Task requirements: Copy the lines exactly, from the start of the entries through the line that contains "svg-text:Qual a origem". Include both ends.

Data records
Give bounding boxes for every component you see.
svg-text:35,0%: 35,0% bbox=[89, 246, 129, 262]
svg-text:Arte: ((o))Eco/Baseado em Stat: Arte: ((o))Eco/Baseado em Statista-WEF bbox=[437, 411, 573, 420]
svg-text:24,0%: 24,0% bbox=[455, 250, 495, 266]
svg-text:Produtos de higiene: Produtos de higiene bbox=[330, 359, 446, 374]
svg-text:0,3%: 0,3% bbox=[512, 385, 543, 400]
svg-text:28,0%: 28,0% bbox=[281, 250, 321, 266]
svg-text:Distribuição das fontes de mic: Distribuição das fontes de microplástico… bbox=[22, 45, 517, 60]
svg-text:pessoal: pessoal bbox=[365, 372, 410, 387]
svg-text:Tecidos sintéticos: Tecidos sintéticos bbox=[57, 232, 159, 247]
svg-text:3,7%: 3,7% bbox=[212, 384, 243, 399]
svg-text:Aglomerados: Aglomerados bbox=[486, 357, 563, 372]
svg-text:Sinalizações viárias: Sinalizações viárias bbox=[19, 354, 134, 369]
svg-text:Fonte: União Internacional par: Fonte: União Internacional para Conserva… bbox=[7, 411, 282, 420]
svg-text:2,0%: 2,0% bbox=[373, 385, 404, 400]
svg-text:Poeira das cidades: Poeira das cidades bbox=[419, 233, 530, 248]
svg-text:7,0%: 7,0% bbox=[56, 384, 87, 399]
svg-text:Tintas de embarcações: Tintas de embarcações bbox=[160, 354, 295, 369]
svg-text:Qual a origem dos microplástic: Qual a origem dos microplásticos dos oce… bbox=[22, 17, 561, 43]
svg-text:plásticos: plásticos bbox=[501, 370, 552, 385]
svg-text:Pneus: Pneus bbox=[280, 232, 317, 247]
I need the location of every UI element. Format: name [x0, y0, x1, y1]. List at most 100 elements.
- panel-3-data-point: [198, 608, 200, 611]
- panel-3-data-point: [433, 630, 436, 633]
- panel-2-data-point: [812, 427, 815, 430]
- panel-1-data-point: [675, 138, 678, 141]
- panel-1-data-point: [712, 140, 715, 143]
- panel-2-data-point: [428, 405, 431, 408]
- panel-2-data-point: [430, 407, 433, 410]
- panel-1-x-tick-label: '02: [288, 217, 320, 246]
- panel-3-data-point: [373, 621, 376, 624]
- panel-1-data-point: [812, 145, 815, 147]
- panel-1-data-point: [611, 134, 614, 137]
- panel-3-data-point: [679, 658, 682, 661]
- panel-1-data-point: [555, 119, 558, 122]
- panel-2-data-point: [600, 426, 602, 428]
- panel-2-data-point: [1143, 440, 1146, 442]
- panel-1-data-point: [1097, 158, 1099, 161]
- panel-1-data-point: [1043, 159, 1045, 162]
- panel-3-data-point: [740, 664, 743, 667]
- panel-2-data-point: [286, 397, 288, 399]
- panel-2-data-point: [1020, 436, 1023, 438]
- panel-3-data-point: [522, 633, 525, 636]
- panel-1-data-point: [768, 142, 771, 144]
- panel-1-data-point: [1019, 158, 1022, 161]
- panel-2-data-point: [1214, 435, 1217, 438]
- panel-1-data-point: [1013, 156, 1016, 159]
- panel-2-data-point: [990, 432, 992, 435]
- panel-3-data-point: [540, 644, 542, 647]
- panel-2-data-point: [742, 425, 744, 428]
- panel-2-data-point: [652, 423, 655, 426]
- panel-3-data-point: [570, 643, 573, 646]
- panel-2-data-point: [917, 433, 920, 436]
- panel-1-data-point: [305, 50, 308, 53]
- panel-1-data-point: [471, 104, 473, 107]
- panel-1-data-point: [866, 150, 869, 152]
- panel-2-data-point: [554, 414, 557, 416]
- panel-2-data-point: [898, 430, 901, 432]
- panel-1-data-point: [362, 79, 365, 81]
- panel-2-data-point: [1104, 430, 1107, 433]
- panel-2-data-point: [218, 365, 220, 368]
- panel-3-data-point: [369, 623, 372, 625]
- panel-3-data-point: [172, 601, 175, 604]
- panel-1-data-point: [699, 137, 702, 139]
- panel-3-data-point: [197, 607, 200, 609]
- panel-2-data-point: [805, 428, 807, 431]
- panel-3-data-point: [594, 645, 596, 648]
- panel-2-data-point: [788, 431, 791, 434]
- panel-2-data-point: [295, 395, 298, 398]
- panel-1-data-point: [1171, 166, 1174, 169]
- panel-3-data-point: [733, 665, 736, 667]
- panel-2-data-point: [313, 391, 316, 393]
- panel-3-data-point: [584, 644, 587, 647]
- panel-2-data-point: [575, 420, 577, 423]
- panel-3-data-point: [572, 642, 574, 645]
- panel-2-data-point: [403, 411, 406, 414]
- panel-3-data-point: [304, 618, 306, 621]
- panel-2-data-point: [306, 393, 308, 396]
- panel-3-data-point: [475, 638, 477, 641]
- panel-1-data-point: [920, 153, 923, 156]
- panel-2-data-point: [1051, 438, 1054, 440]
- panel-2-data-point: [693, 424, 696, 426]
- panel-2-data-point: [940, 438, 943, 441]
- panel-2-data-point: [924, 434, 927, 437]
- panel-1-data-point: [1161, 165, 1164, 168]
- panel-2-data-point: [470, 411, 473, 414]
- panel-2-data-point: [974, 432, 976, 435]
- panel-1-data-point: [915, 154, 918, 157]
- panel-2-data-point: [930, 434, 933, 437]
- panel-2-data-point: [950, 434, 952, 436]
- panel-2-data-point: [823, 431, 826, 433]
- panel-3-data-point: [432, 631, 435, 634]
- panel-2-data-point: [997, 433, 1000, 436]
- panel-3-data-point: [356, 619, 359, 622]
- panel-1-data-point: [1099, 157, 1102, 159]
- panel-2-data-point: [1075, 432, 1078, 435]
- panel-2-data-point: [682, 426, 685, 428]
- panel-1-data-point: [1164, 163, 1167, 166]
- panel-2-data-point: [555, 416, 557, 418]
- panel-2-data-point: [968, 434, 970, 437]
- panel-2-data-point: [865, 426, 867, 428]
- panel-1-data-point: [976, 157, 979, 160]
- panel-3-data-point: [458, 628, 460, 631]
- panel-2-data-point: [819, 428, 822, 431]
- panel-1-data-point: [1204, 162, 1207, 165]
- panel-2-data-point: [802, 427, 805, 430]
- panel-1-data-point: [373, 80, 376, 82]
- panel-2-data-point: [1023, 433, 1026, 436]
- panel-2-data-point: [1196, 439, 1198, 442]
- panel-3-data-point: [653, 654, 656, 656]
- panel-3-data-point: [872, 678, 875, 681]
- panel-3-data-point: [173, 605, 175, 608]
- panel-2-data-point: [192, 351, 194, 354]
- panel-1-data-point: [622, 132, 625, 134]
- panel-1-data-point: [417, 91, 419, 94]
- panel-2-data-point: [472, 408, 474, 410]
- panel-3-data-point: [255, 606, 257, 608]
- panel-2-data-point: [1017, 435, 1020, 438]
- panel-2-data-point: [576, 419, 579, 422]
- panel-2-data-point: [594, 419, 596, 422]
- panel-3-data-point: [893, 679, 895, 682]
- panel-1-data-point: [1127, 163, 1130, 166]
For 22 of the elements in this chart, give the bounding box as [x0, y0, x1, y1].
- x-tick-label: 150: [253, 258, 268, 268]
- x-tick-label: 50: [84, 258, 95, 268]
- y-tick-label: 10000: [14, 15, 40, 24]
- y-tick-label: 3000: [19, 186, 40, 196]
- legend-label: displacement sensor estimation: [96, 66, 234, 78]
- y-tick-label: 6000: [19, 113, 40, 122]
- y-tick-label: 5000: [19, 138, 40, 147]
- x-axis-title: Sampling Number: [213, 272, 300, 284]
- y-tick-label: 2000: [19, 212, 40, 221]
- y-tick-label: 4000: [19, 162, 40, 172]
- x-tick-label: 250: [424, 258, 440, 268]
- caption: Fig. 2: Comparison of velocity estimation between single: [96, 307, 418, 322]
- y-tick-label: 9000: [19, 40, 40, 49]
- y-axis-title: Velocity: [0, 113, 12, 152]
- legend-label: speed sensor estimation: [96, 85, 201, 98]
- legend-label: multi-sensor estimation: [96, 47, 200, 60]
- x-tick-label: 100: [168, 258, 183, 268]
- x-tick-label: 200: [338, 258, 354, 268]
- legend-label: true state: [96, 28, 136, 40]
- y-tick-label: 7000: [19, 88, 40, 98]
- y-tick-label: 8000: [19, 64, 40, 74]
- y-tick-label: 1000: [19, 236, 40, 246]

Solution for this problem:
Give bounding boxes for every component you see.
svg-text:35,0%: 35,0% bbox=[89, 246, 129, 262]
svg-text:Arte: ((o))Eco/Baseado em Stat: Arte: ((o))Eco/Baseado em Statista-WEF bbox=[437, 411, 573, 420]
svg-text:24,0%: 24,0% bbox=[455, 250, 495, 266]
svg-text:Produtos de higiene: Produtos de higiene bbox=[330, 359, 446, 374]
svg-text:0,3%: 0,3% bbox=[512, 385, 543, 400]
svg-text:28,0%: 28,0% bbox=[281, 250, 321, 266]
svg-text:Distribuição das fontes de mic: Distribuição das fontes de microplástico… bbox=[22, 45, 517, 60]
svg-text:pessoal: pessoal bbox=[365, 372, 410, 387]
svg-text:Tecidos sintéticos: Tecidos sintéticos bbox=[57, 232, 159, 247]
svg-text:3,7%: 3,7% bbox=[212, 384, 243, 399]
svg-text:Aglomerados: Aglomerados bbox=[486, 357, 563, 372]
svg-text:Sinalizações viárias: Sinalizações viárias bbox=[19, 354, 134, 369]
svg-text:Fonte: União Internacional par: Fonte: União Internacional para Conserva… bbox=[7, 411, 282, 420]
svg-text:2,0%: 2,0% bbox=[373, 385, 404, 400]
svg-text:Poeira das cidades: Poeira das cidades bbox=[419, 233, 530, 248]
svg-text:7,0%: 7,0% bbox=[56, 384, 87, 399]
svg-text:Tintas de embarcações: Tintas de embarcações bbox=[160, 354, 295, 369]
svg-text:Qual a origem dos microplástic: Qual a origem dos microplásticos dos oce… bbox=[22, 17, 561, 43]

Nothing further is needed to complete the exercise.